- _Objective_
Copy out each line that has "الله" in it.

- _Stored records_
◇ ◇ ◇ ◇
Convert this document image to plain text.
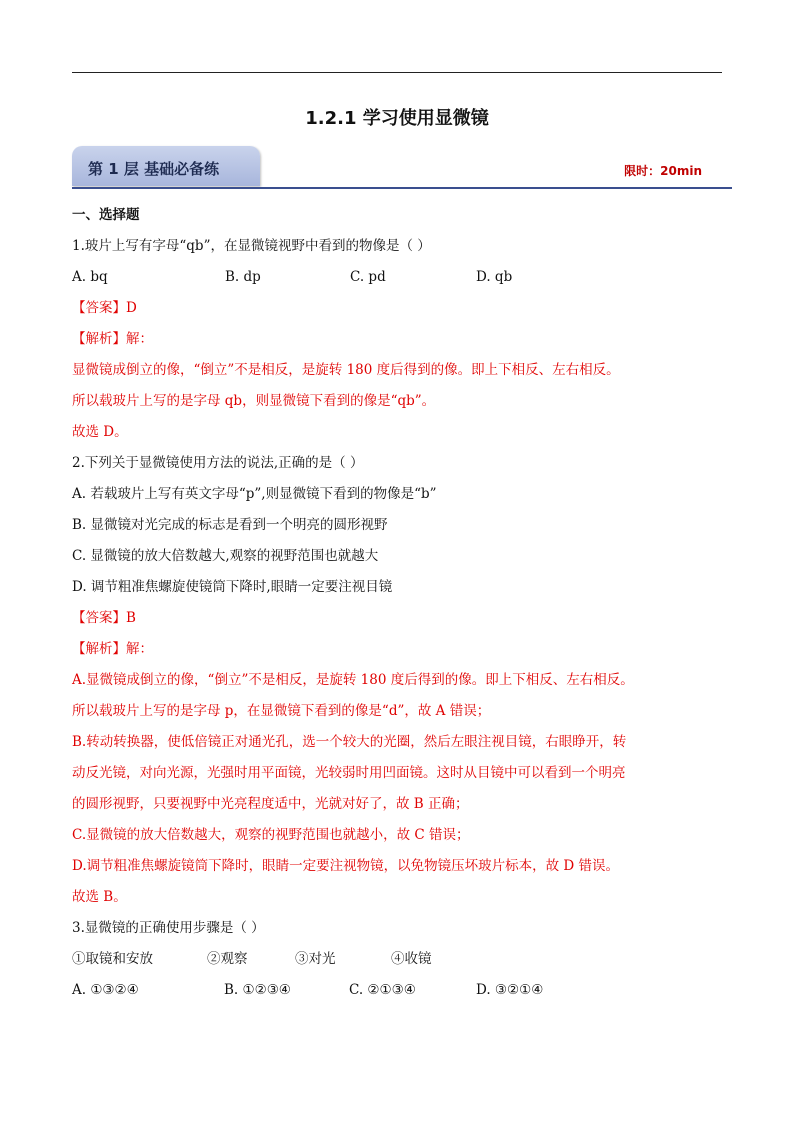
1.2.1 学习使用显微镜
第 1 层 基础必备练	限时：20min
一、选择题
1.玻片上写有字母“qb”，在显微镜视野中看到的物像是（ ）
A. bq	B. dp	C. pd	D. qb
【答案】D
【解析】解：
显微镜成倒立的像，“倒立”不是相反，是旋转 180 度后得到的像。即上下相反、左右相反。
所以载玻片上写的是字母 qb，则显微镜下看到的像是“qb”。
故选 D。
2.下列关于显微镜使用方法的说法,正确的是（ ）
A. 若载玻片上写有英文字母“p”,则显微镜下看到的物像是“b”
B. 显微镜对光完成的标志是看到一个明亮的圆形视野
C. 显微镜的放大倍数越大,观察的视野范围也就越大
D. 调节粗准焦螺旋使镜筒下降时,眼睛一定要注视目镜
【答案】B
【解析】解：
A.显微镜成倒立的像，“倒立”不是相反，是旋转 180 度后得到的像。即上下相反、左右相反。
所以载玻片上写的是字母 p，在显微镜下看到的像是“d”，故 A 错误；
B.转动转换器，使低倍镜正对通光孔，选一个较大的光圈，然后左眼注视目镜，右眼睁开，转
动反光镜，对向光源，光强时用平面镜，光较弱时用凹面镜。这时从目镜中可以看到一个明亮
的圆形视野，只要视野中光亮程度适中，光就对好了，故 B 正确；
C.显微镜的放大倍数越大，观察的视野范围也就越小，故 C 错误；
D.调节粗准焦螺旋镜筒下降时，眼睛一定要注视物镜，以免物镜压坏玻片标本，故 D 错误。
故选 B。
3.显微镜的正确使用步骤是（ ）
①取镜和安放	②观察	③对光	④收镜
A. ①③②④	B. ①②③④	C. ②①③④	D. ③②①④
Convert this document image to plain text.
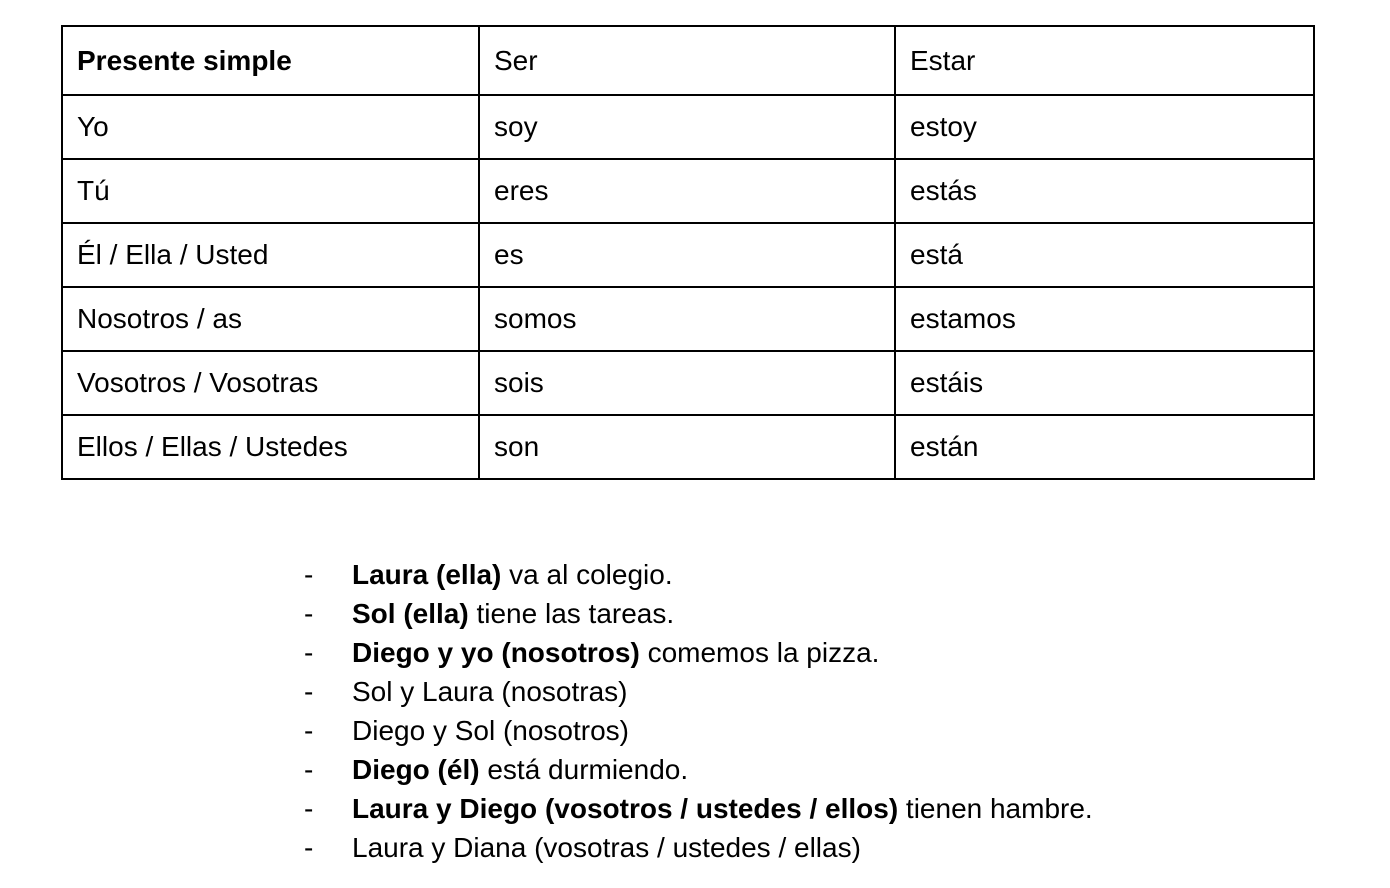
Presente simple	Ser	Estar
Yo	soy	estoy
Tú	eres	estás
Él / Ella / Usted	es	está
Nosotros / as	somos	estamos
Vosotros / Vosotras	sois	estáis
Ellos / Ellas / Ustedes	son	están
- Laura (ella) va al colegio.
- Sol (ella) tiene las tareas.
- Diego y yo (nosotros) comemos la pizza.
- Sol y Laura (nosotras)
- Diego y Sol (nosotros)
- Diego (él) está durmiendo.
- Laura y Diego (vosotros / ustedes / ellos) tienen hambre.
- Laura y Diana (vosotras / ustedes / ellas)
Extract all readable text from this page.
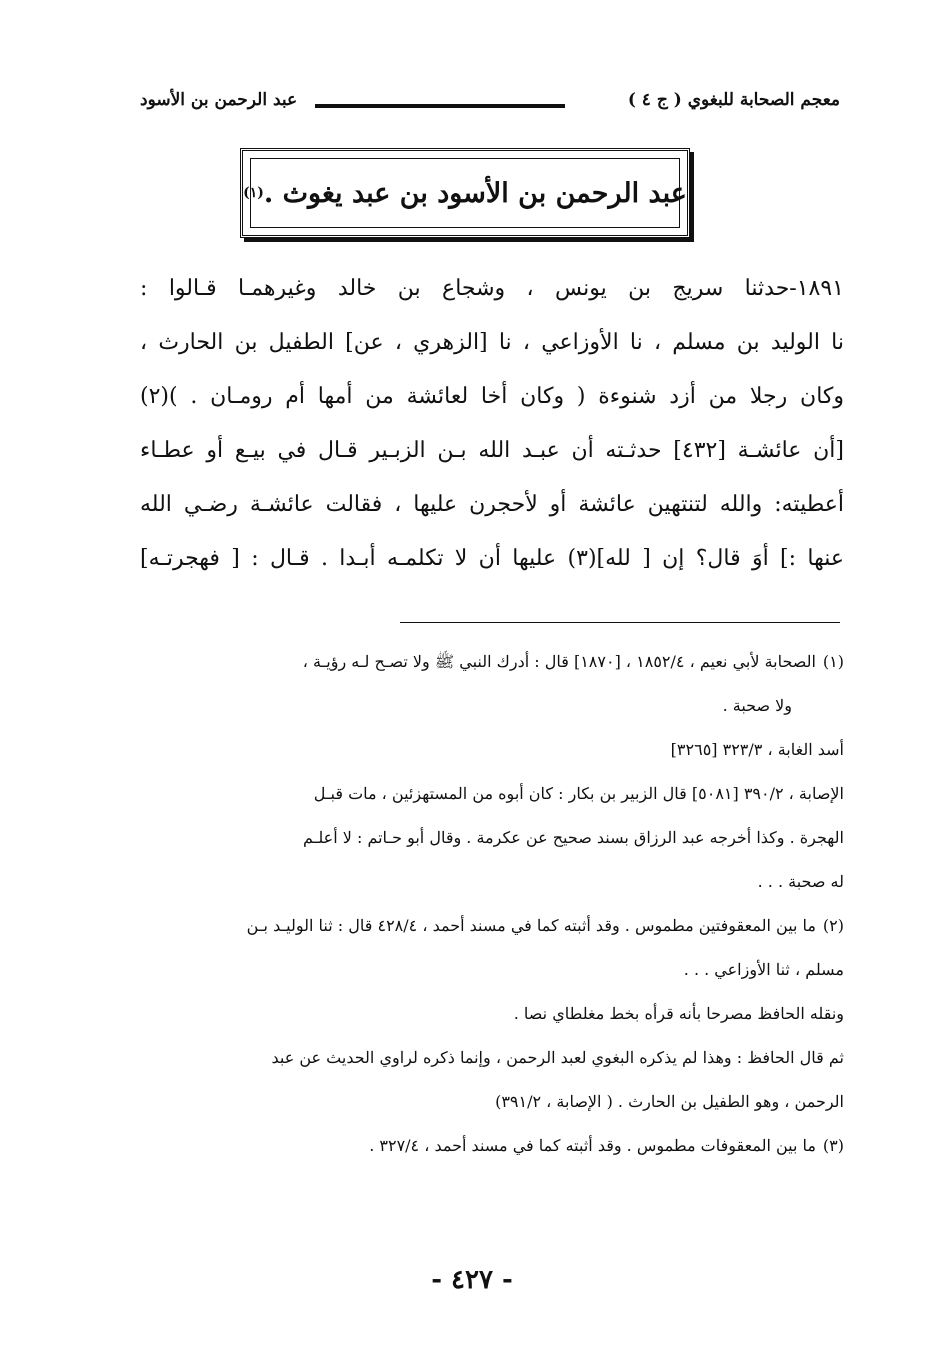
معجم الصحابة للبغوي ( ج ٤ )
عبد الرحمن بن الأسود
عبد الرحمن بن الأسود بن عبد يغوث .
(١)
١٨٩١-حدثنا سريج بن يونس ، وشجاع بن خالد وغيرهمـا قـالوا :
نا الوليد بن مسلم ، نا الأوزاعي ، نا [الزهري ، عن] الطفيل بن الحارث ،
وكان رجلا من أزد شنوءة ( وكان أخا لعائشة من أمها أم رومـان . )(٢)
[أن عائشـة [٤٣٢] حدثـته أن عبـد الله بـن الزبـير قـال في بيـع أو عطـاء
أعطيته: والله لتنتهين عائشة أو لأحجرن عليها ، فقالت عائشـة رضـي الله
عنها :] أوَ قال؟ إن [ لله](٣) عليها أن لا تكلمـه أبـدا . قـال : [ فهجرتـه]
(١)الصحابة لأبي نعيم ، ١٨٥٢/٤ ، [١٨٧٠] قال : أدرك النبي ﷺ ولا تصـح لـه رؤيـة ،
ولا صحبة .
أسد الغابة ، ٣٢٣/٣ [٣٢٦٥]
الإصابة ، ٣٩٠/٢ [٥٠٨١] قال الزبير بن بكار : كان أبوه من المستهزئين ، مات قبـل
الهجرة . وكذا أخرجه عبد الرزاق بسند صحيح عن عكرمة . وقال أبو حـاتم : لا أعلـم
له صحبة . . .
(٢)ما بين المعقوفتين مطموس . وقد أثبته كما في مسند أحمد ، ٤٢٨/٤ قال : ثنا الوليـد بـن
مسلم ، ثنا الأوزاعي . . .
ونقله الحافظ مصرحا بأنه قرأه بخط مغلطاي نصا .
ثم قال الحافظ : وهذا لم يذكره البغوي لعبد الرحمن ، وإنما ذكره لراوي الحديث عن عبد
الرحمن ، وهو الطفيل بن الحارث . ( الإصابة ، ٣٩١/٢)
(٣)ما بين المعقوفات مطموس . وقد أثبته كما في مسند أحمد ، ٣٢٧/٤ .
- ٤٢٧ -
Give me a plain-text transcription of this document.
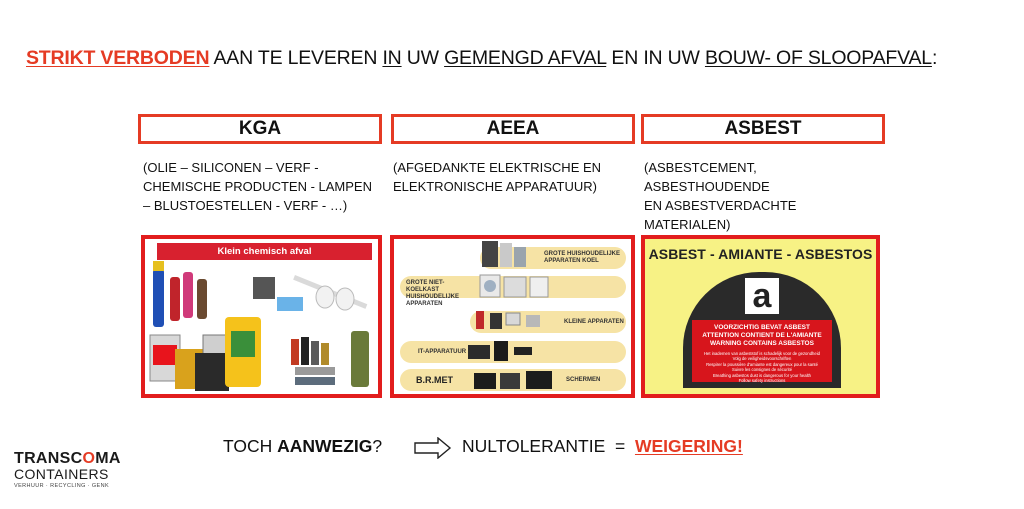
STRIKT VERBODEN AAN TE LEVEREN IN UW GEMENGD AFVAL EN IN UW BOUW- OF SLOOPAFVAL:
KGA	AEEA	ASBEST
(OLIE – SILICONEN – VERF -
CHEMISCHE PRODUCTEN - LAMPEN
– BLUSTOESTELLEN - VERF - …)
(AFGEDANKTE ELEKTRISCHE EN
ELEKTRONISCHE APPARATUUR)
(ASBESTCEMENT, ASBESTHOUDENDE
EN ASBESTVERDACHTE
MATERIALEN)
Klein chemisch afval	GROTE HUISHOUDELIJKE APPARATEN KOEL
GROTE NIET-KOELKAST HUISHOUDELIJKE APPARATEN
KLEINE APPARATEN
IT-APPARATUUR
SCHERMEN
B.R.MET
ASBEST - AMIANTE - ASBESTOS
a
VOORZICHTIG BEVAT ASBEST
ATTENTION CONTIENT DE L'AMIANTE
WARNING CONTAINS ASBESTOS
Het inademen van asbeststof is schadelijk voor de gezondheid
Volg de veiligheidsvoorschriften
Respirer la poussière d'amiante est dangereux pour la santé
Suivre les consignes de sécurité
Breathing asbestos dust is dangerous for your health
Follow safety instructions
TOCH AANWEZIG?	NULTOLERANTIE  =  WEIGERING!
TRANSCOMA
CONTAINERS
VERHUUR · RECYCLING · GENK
◇ ◇ ◇ ◇
- _Correct output_
[أن عائشـة [٤٣٢] حدثـته أن عبـد الله بـن الزبـير قـال في بيـع أو عطـاء
أعطيته: والله لتنتهين عائشة أو لأحجرن عليها ، فقالت عائشـة رضـي الله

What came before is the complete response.